··· Given information ···
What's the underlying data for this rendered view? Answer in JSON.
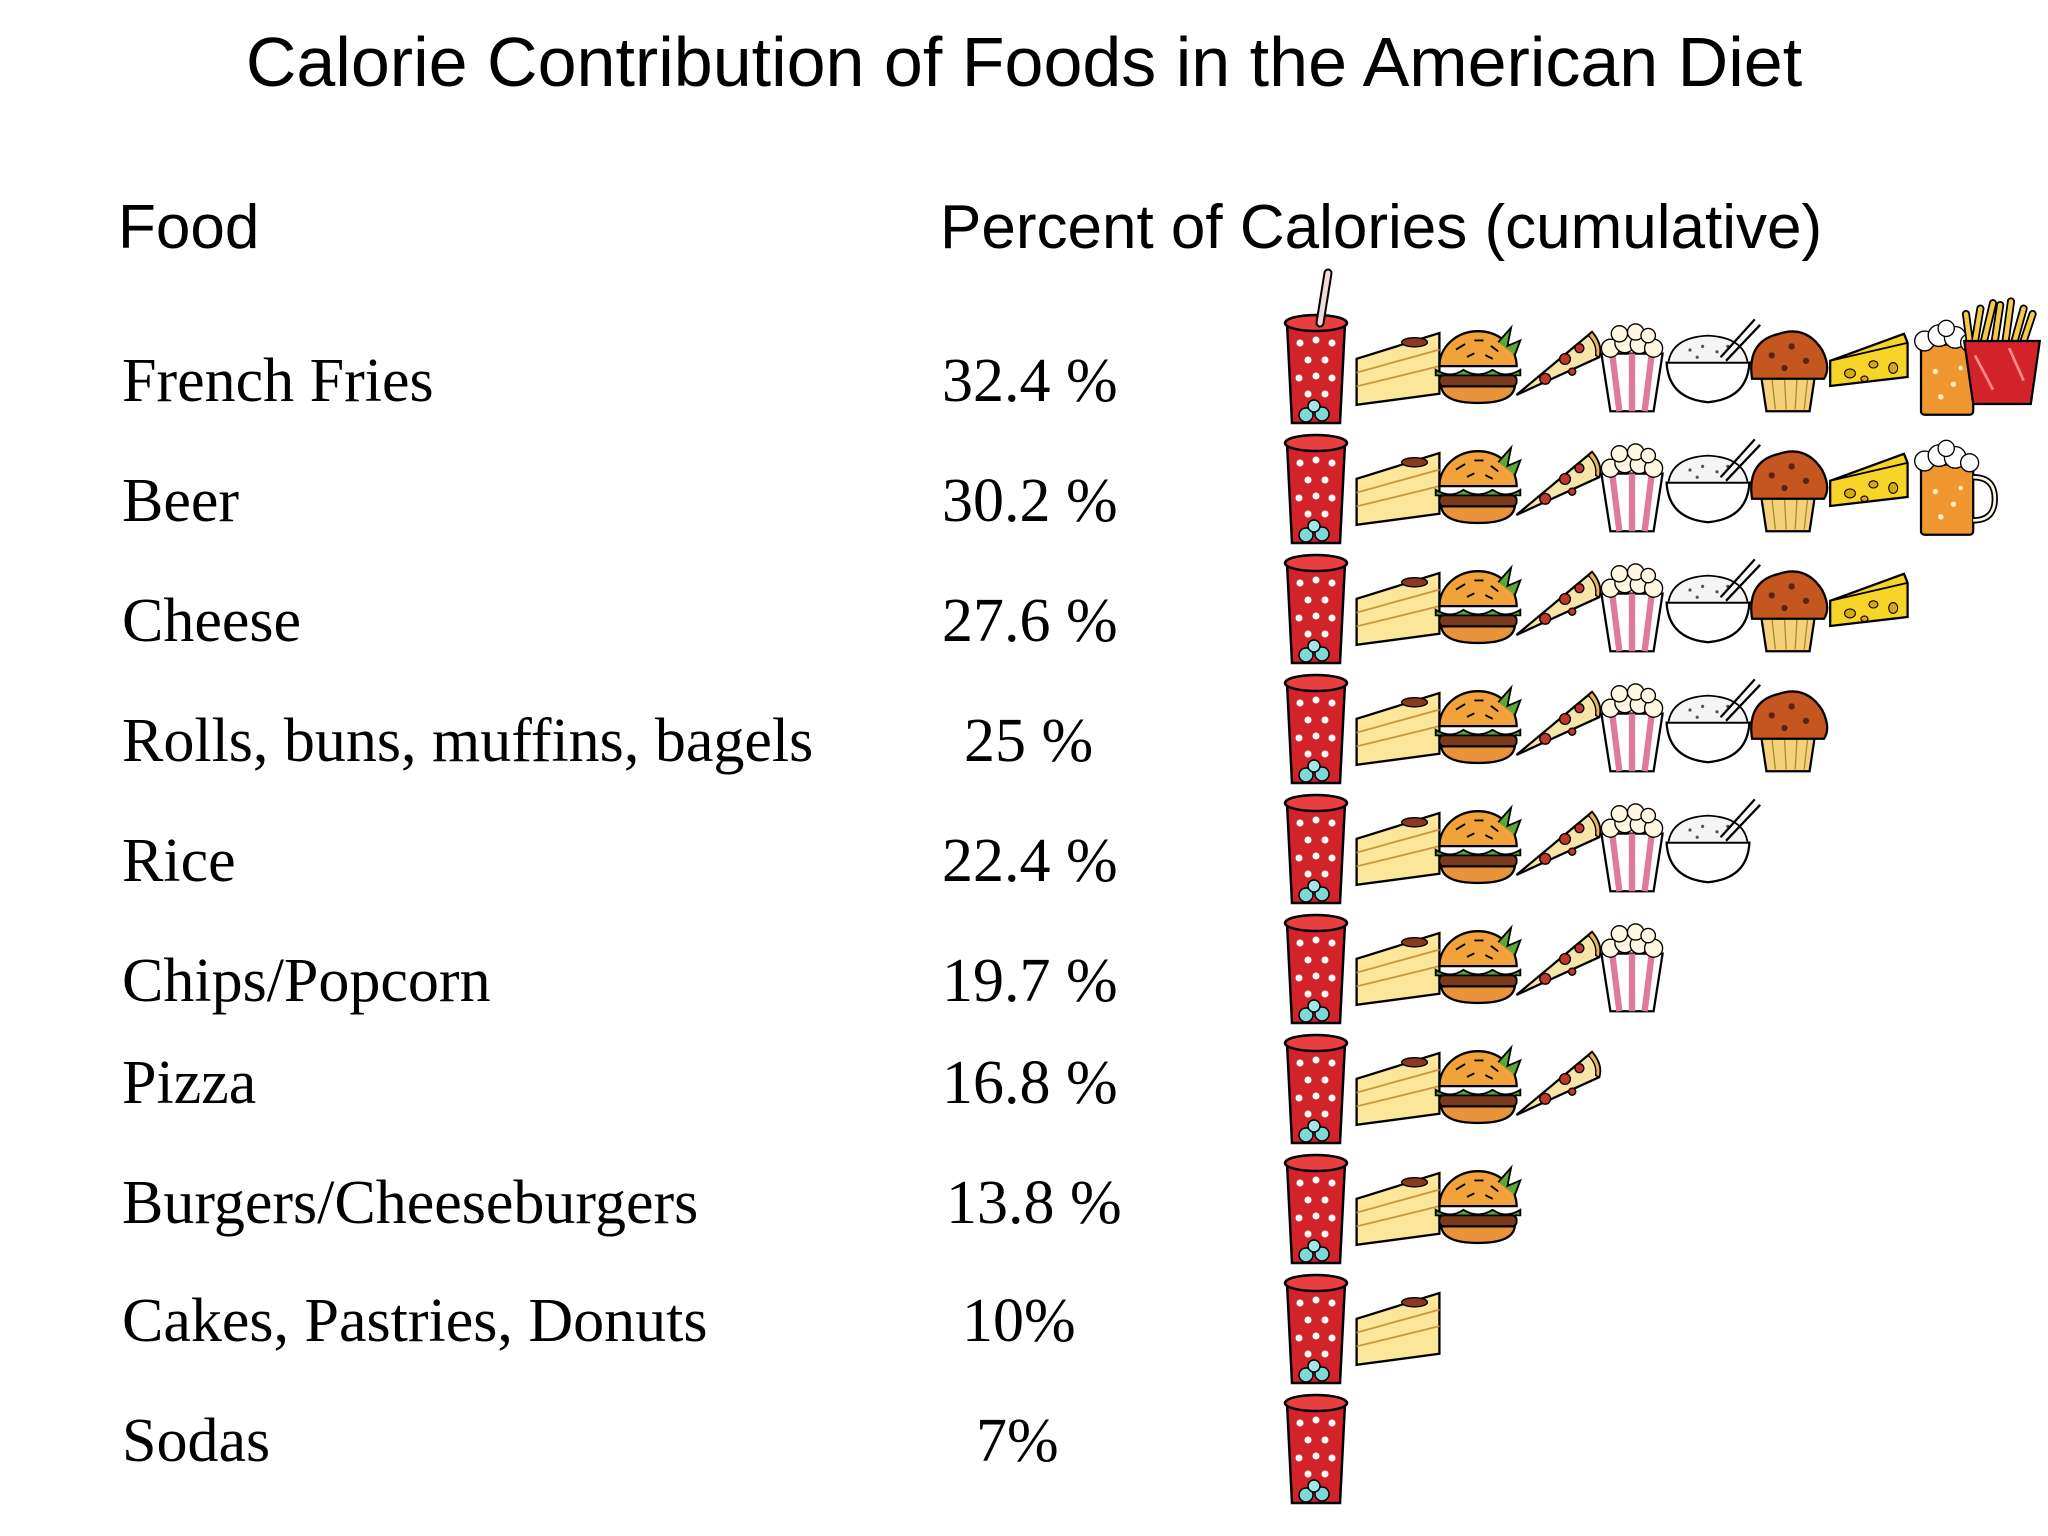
{
  "chart_data": {
    "type": "table",
    "title": "Calorie Contribution of Foods in the American Diet",
    "columns": [
      "Food",
      "Percent of Calories (cumulative)"
    ],
    "rows": [
      {
        "food": "French Fries",
        "percent": "32.4 %",
        "value": 32.4
      },
      {
        "food": "Beer",
        "percent": "30.2 %",
        "value": 30.2
      },
      {
        "food": "Cheese",
        "percent": "27.6 %",
        "value": 27.6
      },
      {
        "food": "Rolls, buns, muffins, bagels",
        "percent": "25 %",
        "value": 25
      },
      {
        "food": "Rice",
        "percent": "22.4 %",
        "value": 22.4
      },
      {
        "food": "Chips/Popcorn",
        "percent": "19.7 %",
        "value": 19.7
      },
      {
        "food": "Pizza",
        "percent": "16.8 %",
        "value": 16.8
      },
      {
        "food": "Burgers/Cheeseburgers",
        "percent": "13.8 %",
        "value": 13.8
      },
      {
        "food": "Cakes, Pastries, Donuts",
        "percent": "10%",
        "value": 10
      },
      {
        "food": "Sodas",
        "percent": "7%",
        "value": 7
      }
    ],
    "pictogram_icon_order": [
      "soda-icon",
      "cake-icon",
      "burger-icon",
      "pizza-icon",
      "popcorn-icon",
      "rice-icon",
      "muffin-icon",
      "cheese-icon",
      "beer-icon",
      "fries-icon"
    ]
  }
}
···
■ Problem to work on
Which lines contain the word "value"? Copy each of them.

■ Task solution
        "value": 32.4
        "value": 30.2
        "value": 27.6
        "value": 25
        "value": 22.4
        "value": 19.7
        "value": 16.8
        "value": 13.8
        "value": 10
        "value": 7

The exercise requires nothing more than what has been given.